EXERCISE DETAILS: Determine how many lines of the material hold the string "What" and reply with only that number.
######
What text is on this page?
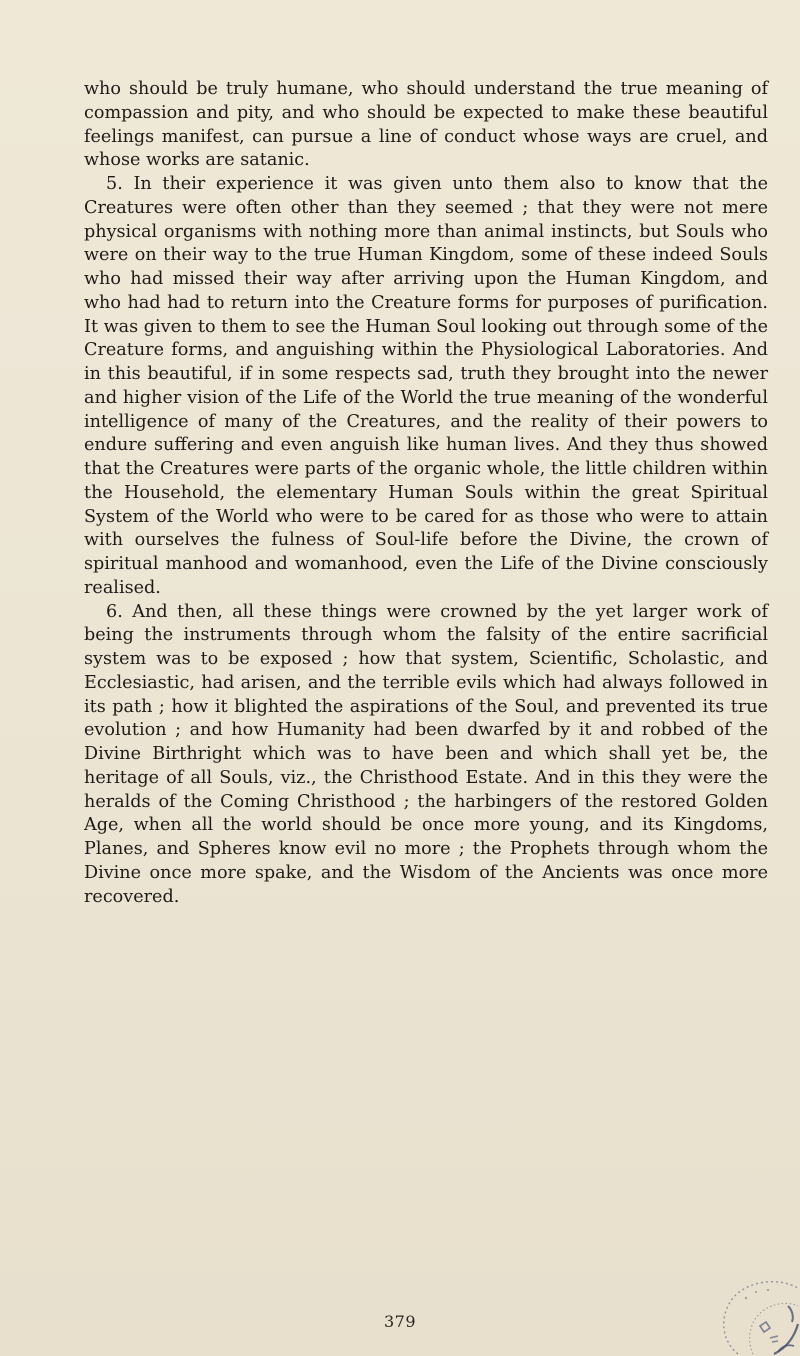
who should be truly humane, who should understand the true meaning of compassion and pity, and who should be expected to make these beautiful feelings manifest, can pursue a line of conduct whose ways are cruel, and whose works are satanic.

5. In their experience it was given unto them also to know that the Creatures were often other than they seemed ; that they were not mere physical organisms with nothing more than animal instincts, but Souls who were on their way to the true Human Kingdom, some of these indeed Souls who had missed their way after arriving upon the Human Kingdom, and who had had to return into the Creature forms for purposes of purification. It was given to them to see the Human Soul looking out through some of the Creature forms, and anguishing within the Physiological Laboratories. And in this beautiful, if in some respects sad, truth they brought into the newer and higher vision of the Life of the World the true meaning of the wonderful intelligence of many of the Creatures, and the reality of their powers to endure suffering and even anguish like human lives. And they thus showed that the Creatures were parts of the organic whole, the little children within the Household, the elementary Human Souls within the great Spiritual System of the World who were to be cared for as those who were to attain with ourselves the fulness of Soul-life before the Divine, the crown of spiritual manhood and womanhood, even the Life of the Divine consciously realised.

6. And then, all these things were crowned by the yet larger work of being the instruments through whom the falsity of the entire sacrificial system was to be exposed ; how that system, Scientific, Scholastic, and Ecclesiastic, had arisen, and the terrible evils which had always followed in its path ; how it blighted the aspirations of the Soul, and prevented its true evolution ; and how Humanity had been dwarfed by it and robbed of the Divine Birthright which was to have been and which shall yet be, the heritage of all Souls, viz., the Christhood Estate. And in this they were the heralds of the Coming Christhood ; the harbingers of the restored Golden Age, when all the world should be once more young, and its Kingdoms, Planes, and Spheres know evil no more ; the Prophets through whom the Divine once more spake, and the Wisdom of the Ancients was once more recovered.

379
######
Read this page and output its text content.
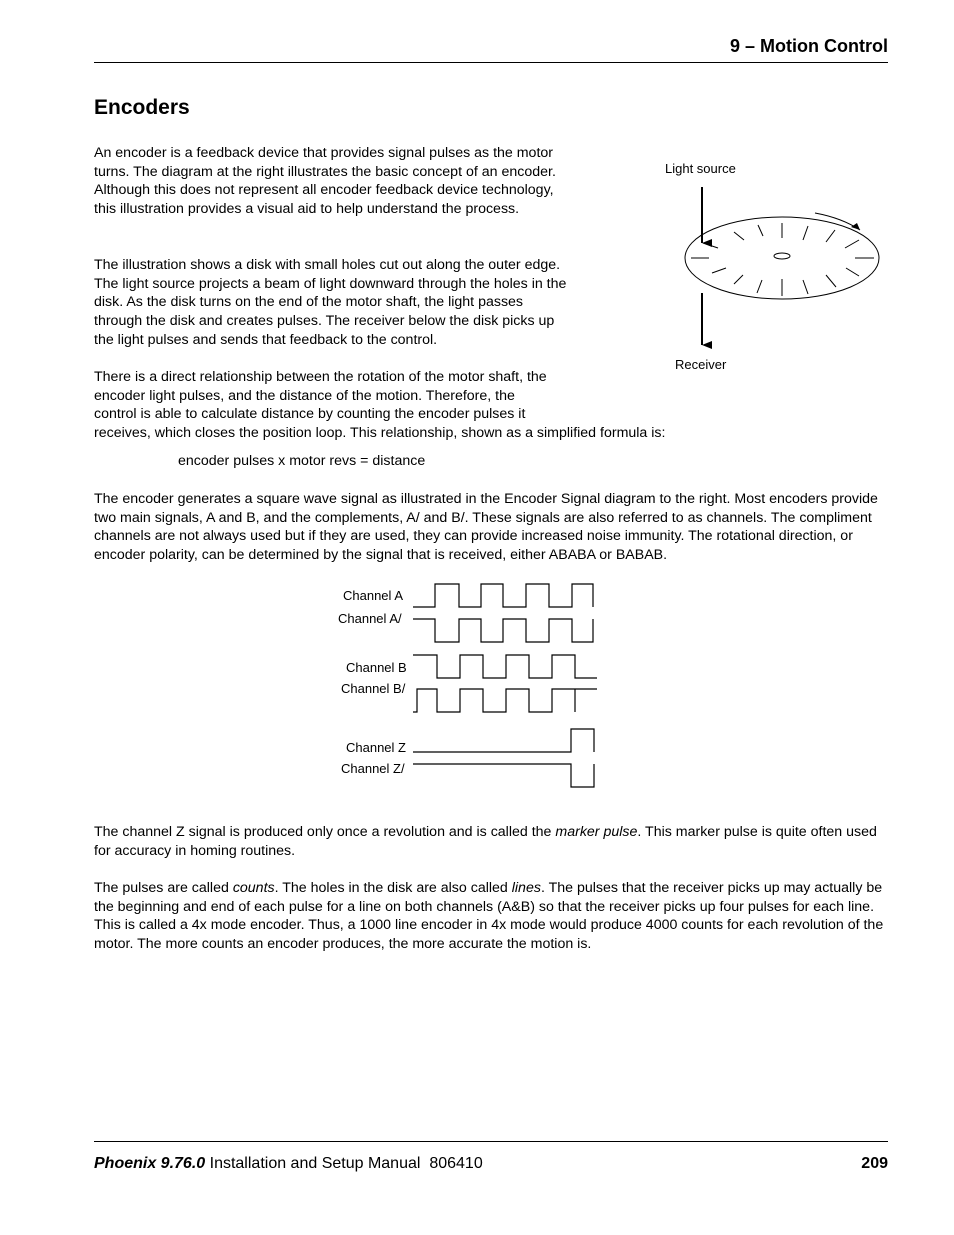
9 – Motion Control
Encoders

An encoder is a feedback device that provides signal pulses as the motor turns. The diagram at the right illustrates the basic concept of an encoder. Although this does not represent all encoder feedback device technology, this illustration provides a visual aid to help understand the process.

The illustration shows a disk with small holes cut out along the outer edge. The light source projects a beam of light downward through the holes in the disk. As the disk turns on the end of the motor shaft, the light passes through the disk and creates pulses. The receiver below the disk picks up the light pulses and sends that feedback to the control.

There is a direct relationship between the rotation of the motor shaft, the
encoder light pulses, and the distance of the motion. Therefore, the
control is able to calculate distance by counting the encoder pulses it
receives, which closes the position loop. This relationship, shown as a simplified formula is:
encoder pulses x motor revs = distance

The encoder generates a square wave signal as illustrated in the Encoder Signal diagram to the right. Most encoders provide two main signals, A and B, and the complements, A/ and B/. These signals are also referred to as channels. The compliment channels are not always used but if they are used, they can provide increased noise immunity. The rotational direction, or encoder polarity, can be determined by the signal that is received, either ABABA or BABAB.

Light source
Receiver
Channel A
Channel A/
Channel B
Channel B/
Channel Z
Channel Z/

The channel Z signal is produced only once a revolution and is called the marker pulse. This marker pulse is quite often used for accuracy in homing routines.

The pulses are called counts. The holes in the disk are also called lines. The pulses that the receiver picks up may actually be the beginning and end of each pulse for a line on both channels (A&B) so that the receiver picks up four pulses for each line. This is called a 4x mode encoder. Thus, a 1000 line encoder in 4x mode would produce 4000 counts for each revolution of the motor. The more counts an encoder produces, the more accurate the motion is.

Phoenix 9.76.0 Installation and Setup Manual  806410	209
######
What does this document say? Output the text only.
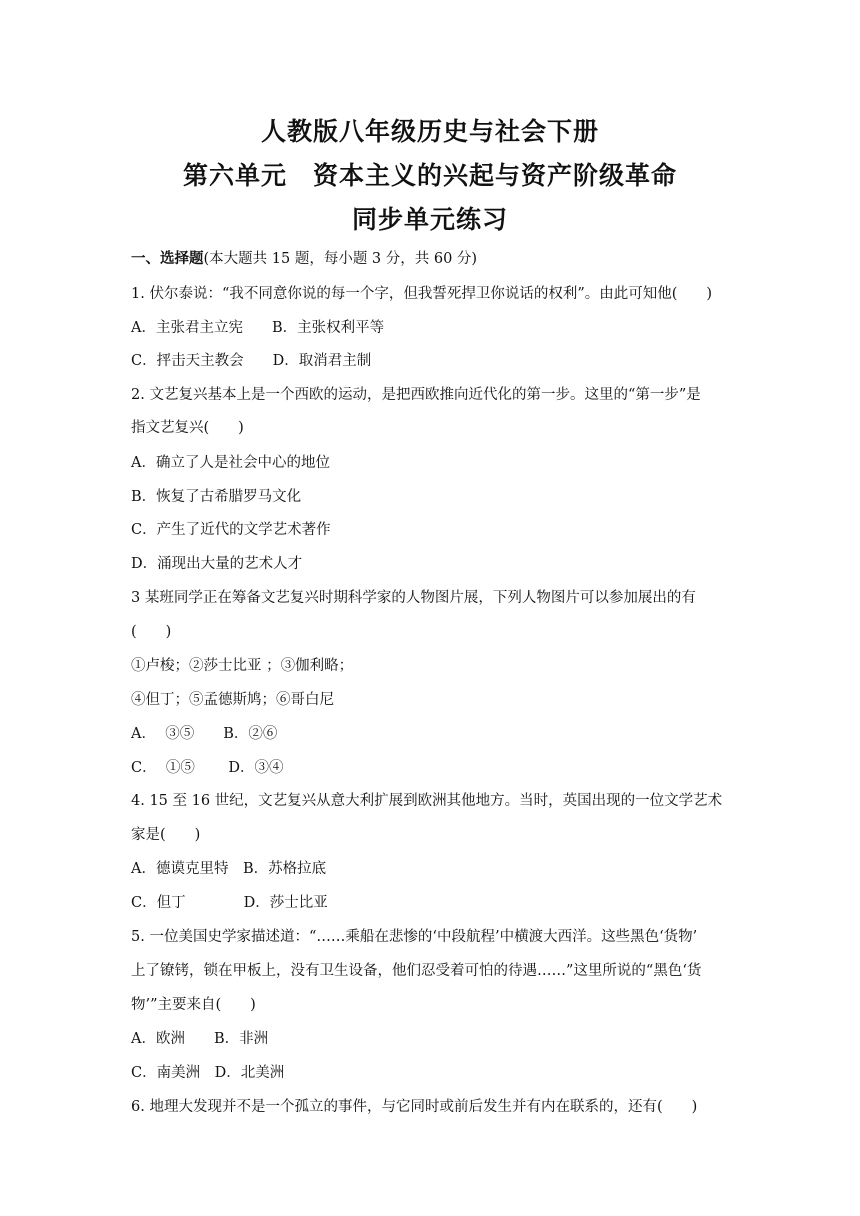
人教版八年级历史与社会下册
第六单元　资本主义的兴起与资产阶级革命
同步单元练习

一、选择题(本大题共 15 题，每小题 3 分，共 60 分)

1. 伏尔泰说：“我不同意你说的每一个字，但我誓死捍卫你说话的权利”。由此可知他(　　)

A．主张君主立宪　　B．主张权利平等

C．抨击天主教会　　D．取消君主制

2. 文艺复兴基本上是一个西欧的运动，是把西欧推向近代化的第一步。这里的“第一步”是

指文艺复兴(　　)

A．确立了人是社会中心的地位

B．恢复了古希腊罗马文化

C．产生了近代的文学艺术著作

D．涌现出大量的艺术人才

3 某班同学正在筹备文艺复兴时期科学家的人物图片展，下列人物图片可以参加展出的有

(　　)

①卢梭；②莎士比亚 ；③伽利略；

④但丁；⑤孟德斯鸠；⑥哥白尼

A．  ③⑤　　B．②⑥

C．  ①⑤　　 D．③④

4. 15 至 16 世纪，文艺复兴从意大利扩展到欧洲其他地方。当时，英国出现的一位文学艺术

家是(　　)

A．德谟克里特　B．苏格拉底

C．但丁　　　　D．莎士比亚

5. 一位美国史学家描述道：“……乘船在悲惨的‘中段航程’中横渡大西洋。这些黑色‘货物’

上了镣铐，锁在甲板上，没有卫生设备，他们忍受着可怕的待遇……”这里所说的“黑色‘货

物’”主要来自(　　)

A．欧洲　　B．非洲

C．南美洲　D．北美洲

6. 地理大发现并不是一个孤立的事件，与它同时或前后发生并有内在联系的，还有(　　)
######
ANSWER TO THE TASK: 2